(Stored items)
______
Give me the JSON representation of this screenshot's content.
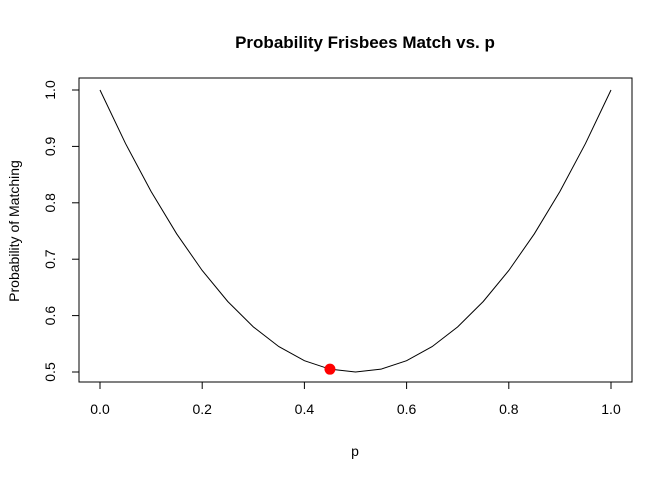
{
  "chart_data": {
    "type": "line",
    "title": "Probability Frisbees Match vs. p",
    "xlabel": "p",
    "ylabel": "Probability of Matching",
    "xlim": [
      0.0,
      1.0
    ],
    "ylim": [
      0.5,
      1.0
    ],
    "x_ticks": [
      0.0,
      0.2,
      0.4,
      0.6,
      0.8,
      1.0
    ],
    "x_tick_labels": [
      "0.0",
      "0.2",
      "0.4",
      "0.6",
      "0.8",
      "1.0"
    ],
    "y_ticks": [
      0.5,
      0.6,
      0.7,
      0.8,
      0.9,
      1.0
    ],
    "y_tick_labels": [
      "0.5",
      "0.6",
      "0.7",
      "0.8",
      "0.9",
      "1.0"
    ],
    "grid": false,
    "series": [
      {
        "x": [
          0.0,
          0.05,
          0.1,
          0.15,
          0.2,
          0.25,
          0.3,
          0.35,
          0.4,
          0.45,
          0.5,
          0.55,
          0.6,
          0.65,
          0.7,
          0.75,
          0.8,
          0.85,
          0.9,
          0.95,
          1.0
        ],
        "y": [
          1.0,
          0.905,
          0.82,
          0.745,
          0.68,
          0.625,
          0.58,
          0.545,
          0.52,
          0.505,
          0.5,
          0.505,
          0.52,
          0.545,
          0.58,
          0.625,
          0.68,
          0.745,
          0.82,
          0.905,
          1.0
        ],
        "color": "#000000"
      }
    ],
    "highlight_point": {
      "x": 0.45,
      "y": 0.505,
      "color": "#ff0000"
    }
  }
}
______
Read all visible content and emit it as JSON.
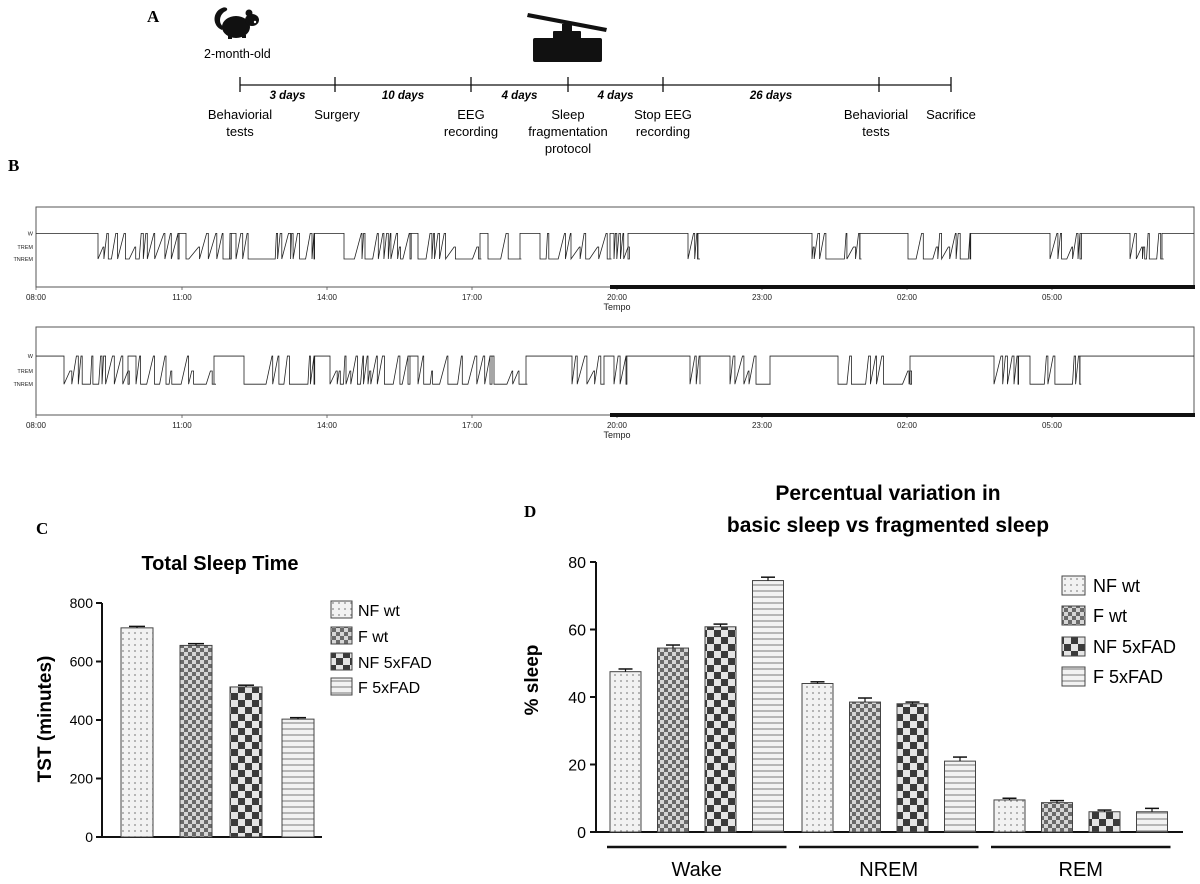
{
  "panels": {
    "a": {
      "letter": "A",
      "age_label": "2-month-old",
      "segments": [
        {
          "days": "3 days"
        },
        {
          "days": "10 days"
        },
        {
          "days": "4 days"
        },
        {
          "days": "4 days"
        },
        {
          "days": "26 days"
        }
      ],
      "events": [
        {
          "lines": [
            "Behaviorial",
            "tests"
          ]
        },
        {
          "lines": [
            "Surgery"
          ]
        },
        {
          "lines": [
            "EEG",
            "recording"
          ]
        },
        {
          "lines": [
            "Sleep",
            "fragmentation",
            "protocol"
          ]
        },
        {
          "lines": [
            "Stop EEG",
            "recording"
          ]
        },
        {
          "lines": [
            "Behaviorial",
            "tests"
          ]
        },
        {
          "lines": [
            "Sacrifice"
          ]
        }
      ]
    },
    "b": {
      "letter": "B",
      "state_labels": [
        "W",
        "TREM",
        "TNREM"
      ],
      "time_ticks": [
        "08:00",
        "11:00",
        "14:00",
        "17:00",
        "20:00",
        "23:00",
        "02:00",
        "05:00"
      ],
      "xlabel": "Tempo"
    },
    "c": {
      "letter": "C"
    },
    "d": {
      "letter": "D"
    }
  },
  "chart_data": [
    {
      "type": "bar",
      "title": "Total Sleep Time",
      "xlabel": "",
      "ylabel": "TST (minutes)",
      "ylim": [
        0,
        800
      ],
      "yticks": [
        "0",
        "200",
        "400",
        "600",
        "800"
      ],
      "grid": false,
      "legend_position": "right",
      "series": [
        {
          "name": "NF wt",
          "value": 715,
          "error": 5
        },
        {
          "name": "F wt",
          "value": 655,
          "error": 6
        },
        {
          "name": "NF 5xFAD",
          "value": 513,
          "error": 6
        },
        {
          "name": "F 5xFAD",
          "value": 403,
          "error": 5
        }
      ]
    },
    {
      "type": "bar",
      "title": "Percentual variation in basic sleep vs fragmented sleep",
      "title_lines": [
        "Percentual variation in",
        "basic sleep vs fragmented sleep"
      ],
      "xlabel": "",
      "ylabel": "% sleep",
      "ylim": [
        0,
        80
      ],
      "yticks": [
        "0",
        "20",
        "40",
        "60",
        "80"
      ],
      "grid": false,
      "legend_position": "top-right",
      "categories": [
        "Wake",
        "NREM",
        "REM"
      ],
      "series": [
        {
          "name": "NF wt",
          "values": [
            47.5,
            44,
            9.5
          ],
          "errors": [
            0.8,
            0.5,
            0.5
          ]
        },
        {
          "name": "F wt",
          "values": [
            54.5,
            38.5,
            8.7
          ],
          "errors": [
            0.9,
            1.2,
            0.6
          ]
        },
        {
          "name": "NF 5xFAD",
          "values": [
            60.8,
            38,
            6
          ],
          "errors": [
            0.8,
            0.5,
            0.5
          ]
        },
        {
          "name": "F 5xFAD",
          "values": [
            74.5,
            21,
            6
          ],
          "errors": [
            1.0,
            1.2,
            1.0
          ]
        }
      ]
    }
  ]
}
______
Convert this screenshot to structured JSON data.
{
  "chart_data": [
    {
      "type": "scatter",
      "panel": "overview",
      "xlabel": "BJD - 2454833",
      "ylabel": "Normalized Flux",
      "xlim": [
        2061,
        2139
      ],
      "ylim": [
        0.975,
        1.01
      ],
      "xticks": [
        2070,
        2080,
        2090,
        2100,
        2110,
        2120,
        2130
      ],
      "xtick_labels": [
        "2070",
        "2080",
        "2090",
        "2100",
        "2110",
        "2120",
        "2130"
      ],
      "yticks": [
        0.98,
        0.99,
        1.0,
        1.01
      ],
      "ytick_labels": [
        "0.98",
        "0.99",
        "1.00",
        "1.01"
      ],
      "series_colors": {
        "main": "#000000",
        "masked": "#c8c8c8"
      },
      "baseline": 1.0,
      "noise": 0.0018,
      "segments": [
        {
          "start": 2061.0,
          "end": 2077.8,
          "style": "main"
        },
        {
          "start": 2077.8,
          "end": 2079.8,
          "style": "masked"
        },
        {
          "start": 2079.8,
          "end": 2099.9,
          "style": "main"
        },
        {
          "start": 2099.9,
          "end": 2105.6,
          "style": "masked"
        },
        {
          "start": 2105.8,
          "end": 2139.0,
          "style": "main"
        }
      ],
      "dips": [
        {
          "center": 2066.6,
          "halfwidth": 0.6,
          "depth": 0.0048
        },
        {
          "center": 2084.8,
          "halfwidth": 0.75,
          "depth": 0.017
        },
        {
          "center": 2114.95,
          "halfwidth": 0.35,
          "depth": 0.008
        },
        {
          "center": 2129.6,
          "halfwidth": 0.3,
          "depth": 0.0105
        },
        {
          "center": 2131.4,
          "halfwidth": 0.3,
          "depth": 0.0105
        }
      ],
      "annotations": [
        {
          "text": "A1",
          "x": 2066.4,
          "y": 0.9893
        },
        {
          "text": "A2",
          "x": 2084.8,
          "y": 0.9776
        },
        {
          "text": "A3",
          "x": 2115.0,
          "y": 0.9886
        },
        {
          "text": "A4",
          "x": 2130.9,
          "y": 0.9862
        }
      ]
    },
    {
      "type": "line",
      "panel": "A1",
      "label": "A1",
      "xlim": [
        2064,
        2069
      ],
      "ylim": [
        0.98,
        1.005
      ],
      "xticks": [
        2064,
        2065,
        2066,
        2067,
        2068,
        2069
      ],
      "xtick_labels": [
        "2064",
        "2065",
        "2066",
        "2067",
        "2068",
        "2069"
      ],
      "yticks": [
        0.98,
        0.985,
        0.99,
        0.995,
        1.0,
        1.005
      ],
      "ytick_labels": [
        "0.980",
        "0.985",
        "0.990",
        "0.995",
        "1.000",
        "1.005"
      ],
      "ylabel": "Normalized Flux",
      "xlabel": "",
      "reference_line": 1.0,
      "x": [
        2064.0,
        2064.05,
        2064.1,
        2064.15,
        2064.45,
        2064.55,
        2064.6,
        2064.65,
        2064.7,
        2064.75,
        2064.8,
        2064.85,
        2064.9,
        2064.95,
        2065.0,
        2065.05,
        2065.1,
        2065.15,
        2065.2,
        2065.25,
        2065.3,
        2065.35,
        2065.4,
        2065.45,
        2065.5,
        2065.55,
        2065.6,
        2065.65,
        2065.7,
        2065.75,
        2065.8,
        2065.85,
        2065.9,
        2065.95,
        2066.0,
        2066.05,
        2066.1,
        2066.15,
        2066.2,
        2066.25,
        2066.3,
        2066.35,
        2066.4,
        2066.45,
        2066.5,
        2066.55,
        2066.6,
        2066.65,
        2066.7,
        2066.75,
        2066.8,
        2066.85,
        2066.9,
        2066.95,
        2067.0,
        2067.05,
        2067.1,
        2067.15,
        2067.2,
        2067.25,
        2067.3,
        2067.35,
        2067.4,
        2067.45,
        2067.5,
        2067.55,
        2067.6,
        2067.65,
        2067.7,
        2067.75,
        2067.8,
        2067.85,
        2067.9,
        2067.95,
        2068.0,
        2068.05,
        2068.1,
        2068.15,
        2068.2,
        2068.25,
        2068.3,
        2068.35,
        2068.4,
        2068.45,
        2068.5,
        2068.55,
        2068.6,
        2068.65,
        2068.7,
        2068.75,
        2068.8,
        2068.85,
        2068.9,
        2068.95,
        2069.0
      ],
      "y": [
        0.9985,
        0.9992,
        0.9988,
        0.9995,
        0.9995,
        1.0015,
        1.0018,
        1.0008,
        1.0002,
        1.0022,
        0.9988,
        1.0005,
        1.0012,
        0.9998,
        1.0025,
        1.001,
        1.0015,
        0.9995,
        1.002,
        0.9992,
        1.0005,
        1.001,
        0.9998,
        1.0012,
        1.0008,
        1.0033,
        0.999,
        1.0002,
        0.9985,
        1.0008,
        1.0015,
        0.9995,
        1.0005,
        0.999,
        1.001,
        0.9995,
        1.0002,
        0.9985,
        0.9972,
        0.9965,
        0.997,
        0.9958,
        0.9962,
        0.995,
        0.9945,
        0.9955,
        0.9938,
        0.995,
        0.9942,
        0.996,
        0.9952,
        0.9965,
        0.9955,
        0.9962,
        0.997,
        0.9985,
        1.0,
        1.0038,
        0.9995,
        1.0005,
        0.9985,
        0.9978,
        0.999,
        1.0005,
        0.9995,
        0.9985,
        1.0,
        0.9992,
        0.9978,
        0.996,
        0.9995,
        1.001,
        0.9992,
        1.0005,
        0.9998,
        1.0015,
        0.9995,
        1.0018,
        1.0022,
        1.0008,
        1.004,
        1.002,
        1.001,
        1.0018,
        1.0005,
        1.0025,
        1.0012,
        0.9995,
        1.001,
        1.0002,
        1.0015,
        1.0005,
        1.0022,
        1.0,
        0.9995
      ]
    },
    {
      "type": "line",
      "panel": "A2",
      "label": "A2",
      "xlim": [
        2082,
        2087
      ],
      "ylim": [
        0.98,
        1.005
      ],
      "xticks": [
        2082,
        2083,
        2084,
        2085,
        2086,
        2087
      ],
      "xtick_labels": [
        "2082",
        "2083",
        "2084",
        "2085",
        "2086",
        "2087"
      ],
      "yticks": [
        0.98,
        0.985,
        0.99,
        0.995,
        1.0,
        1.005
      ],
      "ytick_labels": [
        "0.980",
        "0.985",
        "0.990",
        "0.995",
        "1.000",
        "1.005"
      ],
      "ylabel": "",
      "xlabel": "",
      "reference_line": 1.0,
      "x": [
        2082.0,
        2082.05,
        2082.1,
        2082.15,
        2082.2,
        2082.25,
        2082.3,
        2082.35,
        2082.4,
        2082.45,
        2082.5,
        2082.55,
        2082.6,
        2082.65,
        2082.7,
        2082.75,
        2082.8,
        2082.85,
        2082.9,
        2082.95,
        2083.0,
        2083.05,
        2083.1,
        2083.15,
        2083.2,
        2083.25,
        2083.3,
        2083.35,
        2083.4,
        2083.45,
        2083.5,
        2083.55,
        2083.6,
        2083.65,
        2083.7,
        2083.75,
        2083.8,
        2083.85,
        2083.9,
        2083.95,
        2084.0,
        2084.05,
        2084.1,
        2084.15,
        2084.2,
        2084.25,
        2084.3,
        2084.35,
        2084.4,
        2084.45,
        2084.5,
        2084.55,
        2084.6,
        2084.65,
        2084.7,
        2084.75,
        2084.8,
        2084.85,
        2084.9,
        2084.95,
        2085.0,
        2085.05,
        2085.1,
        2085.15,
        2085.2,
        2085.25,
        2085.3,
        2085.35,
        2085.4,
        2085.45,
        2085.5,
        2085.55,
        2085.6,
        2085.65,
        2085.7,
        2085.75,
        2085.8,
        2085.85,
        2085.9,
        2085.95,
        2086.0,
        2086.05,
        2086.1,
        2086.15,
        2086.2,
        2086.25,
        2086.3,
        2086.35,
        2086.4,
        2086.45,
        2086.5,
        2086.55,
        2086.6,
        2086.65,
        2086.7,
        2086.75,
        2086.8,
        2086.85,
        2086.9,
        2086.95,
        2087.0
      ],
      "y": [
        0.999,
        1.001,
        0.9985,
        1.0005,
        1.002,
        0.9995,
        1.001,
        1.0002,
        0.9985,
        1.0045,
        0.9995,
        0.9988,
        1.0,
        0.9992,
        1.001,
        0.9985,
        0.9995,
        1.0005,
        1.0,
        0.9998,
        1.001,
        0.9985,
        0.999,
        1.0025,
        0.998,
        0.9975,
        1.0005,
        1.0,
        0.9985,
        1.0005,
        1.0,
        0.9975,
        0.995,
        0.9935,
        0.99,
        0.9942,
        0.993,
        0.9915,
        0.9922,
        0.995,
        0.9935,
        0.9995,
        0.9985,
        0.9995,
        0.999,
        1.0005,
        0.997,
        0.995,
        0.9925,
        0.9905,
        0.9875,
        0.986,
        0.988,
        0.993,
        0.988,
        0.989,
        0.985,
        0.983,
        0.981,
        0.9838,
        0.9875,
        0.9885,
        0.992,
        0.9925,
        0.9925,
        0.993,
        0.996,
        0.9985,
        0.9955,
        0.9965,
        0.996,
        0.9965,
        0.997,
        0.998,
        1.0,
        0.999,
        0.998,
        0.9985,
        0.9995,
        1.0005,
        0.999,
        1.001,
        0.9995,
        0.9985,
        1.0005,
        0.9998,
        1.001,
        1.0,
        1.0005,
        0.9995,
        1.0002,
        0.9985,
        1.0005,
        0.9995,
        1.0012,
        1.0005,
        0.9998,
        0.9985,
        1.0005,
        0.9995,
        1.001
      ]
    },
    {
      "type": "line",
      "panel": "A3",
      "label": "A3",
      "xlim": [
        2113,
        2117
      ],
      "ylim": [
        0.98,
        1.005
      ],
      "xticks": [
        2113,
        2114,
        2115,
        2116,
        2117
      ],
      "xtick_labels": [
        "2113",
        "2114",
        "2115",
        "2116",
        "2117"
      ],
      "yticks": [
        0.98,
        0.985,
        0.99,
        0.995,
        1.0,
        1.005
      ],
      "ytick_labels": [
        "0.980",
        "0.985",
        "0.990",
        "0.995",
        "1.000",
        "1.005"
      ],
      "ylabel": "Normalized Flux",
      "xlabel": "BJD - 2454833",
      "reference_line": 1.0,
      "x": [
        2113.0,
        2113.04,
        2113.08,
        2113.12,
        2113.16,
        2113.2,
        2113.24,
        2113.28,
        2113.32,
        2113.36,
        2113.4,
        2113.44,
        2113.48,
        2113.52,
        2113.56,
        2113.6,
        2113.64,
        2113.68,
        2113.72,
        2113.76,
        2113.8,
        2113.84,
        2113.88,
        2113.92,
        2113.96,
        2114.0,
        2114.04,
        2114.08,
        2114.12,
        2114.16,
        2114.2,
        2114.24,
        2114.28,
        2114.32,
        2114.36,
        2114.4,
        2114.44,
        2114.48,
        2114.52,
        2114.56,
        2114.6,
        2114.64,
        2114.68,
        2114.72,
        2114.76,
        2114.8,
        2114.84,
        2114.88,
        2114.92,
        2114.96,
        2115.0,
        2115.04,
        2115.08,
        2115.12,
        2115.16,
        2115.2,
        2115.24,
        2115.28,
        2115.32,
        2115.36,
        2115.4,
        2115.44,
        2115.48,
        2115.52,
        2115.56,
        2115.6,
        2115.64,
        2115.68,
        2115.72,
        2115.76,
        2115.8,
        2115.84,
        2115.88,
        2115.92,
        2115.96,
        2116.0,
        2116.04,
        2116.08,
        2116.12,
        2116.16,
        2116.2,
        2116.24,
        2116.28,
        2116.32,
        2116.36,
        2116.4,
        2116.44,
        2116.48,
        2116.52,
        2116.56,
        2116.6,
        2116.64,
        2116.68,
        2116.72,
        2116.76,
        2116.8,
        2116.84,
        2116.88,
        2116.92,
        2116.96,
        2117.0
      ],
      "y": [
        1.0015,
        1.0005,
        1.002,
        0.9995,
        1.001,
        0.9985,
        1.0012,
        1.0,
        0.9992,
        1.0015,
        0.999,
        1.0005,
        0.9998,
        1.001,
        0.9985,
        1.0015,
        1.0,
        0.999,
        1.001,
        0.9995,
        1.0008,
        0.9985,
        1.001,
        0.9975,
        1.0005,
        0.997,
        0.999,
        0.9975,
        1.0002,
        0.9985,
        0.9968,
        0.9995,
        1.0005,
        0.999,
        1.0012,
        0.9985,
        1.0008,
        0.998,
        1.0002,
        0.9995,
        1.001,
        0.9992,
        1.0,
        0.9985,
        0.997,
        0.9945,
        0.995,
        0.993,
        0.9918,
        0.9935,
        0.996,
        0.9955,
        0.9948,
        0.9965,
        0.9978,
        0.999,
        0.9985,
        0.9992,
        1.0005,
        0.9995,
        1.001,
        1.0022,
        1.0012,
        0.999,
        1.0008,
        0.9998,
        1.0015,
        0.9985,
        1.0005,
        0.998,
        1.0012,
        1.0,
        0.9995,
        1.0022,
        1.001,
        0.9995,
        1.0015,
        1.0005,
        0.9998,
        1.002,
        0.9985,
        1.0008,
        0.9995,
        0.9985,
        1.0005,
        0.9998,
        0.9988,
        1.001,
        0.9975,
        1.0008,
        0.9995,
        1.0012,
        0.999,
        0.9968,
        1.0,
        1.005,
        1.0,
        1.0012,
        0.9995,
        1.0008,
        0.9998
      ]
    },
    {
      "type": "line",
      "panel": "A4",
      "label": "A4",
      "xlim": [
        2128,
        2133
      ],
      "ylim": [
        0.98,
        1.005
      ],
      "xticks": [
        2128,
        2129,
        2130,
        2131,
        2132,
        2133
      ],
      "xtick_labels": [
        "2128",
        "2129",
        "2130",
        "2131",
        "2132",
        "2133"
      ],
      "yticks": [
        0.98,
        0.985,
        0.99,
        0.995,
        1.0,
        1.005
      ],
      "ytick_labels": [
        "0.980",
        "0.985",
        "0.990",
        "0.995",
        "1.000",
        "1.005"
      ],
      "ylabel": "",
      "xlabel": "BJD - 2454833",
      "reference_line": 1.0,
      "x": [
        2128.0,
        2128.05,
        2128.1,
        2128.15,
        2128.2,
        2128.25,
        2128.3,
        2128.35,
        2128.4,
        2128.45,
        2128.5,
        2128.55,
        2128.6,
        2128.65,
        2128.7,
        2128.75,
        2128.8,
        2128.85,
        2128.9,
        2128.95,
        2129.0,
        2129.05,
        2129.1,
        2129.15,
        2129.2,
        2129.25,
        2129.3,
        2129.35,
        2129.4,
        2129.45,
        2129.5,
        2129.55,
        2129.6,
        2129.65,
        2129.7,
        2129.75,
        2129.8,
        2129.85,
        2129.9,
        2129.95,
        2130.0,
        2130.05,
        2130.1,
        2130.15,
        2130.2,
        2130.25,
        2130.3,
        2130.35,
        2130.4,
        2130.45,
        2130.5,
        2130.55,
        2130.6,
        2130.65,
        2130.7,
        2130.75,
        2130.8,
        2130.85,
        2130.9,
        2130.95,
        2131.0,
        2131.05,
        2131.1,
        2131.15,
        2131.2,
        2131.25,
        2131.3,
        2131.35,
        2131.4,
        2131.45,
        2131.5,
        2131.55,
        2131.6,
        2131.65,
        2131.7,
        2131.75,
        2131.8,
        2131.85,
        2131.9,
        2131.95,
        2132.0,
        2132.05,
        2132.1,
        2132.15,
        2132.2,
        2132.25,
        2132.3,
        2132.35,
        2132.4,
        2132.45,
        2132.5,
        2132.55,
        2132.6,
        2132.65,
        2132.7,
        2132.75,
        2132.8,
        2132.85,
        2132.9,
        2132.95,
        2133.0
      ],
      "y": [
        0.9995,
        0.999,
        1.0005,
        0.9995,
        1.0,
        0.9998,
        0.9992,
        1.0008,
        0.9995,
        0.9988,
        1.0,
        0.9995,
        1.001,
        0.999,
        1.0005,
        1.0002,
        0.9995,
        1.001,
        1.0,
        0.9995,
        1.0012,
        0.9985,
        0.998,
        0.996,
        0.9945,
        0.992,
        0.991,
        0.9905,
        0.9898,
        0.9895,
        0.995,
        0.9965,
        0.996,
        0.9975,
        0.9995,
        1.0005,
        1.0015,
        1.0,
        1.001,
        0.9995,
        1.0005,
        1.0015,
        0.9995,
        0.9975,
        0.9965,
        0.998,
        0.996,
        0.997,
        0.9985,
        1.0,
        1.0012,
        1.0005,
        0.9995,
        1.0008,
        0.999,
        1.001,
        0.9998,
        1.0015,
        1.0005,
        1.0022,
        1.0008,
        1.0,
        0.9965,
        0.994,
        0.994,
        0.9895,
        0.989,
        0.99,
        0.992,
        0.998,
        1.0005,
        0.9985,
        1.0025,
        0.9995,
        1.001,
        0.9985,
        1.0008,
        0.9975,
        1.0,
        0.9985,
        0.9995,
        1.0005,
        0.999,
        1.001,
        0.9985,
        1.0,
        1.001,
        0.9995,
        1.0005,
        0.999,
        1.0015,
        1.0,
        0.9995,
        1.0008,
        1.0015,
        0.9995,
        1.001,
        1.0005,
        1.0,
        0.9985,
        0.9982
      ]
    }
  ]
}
______
The problem ▸ Among these entries, how many lines include the string "variation"? Reply with the number by itself.

Task answer ▸ 2